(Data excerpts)
═══

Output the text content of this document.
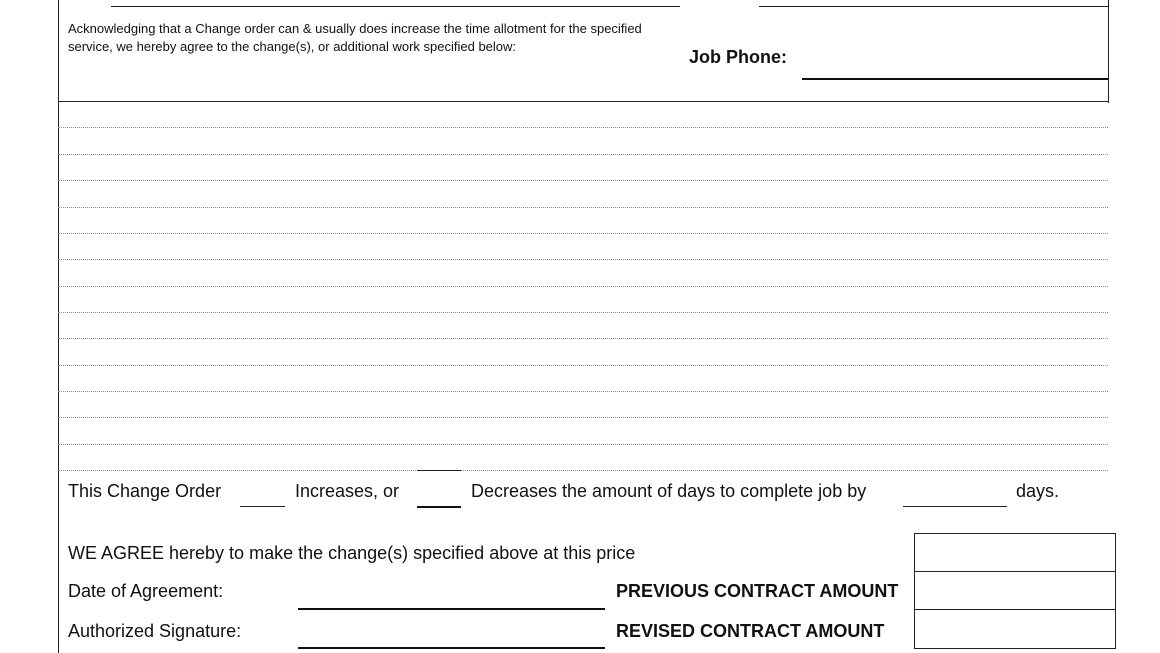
Acknowledging that a Change order can & usually does increase the time allotment for the specified service, we hereby agree to the change(s), or additional work specified below:
Job Phone:
This Change Order	Increases, or	Decreases the amount of days to complete job by	days.
WE AGREE hereby to make the change(s) specified above at this price
Date of Agreement:	PREVIOUS CONTRACT AMOUNT
Authorized Signature:	REVISED CONTRACT AMOUNT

═══

Identify and list each line with the word "specified".

Acknowledging that a Change order can & usually does increase the time allotment for the specified service, we hereby agree to the change(s), or additional work specified below:
WE AGREE hereby to make the change(s) specified above at this price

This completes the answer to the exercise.